[begin DATA ENTRIES]

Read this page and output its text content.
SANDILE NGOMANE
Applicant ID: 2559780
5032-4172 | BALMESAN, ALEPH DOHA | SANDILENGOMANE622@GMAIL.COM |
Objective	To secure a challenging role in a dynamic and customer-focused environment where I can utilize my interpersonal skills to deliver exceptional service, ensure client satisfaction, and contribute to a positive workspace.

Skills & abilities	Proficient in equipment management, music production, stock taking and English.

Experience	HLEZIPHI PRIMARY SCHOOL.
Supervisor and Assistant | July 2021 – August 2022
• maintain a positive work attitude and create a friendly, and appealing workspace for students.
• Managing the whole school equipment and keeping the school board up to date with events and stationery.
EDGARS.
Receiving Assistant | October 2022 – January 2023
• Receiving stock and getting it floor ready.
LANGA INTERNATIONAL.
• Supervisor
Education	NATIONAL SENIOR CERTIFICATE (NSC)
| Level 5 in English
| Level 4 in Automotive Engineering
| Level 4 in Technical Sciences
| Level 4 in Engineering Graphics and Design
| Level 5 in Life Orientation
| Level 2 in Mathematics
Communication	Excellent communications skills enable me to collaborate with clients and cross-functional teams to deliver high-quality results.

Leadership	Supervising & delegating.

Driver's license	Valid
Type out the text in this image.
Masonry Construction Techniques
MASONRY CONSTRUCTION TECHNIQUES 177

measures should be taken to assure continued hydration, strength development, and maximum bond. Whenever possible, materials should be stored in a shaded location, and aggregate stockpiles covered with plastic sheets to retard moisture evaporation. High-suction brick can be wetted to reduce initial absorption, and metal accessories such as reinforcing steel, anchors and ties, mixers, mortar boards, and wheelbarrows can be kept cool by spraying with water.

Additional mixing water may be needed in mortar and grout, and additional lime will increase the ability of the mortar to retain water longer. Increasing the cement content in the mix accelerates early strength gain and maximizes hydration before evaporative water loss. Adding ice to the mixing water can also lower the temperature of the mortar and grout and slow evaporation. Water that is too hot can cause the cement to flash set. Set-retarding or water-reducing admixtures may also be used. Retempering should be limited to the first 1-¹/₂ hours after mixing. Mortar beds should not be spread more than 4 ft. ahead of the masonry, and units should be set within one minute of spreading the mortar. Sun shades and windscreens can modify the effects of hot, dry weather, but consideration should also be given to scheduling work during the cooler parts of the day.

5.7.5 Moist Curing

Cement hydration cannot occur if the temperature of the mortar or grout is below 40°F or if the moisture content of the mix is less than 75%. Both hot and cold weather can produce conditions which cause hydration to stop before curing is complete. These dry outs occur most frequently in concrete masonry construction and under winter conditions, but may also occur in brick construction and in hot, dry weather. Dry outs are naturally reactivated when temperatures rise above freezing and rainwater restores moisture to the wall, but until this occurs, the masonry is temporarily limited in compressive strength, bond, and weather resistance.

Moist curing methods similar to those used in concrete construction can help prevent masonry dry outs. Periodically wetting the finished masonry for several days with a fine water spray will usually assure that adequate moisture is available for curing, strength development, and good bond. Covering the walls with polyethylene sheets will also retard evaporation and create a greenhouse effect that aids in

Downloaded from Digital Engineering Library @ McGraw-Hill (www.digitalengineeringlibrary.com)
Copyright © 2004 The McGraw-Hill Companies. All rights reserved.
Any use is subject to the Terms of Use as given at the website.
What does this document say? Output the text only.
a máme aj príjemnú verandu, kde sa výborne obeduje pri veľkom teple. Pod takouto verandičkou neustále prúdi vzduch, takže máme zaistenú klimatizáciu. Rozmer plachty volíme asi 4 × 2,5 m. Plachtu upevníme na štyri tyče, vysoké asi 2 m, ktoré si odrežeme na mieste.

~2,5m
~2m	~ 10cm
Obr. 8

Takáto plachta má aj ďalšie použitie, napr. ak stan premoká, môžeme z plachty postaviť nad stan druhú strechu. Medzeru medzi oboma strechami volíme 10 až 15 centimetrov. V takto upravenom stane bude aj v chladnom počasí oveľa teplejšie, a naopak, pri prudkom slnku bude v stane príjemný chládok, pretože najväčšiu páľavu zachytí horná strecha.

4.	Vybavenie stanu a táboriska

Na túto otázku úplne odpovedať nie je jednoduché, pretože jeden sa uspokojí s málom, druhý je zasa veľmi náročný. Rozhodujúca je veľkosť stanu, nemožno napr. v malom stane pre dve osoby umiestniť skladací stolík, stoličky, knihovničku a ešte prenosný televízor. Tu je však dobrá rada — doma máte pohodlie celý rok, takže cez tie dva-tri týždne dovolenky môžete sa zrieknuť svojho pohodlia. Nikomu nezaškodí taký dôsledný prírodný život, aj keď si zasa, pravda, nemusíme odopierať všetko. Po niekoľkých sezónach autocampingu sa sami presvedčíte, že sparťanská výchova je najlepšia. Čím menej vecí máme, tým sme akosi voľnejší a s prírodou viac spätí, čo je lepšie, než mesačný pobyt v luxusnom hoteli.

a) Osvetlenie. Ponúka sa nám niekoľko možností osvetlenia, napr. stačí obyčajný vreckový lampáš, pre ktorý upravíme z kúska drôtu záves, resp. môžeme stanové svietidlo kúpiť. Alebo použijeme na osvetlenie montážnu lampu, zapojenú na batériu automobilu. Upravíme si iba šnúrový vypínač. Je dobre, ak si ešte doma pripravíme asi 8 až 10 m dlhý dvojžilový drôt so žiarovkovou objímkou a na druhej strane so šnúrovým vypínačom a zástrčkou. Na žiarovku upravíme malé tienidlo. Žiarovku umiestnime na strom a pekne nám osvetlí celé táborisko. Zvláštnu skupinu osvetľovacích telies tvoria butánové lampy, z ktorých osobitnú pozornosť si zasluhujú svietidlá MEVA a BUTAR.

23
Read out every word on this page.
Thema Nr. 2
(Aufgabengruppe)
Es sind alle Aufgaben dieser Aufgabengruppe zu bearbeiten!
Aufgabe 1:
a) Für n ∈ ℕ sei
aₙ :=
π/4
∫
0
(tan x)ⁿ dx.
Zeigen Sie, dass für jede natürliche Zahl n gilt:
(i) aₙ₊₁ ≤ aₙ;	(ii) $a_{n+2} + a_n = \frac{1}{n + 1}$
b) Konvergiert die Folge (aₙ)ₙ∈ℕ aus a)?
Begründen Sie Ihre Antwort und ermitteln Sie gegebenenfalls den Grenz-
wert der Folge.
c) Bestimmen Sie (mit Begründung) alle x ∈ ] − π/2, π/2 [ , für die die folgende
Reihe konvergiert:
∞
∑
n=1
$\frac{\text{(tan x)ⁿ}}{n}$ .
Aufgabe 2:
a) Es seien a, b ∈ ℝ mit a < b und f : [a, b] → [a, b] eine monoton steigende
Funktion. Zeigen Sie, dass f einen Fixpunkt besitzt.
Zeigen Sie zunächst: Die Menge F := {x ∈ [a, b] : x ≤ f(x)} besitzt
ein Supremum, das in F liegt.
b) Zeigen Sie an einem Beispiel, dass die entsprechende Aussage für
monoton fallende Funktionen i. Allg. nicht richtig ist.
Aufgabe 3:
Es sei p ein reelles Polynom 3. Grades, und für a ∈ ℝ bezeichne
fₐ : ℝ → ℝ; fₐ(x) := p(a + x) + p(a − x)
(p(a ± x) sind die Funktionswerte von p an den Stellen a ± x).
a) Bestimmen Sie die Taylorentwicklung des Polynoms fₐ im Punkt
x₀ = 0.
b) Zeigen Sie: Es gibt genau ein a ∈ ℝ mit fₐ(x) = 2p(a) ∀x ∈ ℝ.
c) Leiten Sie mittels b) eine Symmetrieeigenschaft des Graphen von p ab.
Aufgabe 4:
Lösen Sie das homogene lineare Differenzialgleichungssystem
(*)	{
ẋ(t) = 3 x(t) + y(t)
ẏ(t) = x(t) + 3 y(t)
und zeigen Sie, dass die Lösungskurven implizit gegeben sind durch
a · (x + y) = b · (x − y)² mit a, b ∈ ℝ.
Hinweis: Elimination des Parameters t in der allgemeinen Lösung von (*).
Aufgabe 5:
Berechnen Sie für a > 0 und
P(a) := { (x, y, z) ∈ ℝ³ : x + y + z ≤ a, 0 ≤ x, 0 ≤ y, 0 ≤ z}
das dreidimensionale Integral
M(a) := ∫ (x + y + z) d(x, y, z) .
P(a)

[end DATA ENTRIES]

DIRECTIVE: Find the word "pretože" in the records and pull out each line that has it.

RESPONSE TO THIS TASK:
Takáto plachta má aj ďalšie použitie, napr. ak stan premoká, môžeme z plachty postaviť nad stan druhú strechu. Medzeru medzi oboma strechami volíme 10 až 15 centimetrov. V takto upravenom stane bude aj v chladnom počasí oveľa teplejšie, a naopak, pri prudkom slnku bude v stane príjemný chládok, pretože najväčšiu páľavu zachytí horná strecha.
Na túto otázku úplne odpovedať nie je jednoduché, pretože jeden sa uspokojí s málom, druhý je zasa veľmi náročný. Rozhodujúca je veľkosť stanu, nemožno napr. v malom stane pre dve osoby umiestniť skladací stolík, stoličky, knihovničku a ešte prenosný televízor. Tu je však dobrá rada — doma máte pohodlie celý rok, takže cez tie dva-tri týždne dovolenky môžete sa zrieknuť svojho pohodlia. Nikomu nezaškodí taký dôsledný prírodný život, aj keď si zasa, pravda, nemusíme odopierať všetko. Po niekoľkých sezónach autocampingu sa sami presvedčíte, že sparťanská výchova je najlepšia. Čím menej vecí máme, tým sme akosi voľnejší a s prírodou viac spätí, čo je lepšie, než mesačný pobyt v luxusnom hoteli.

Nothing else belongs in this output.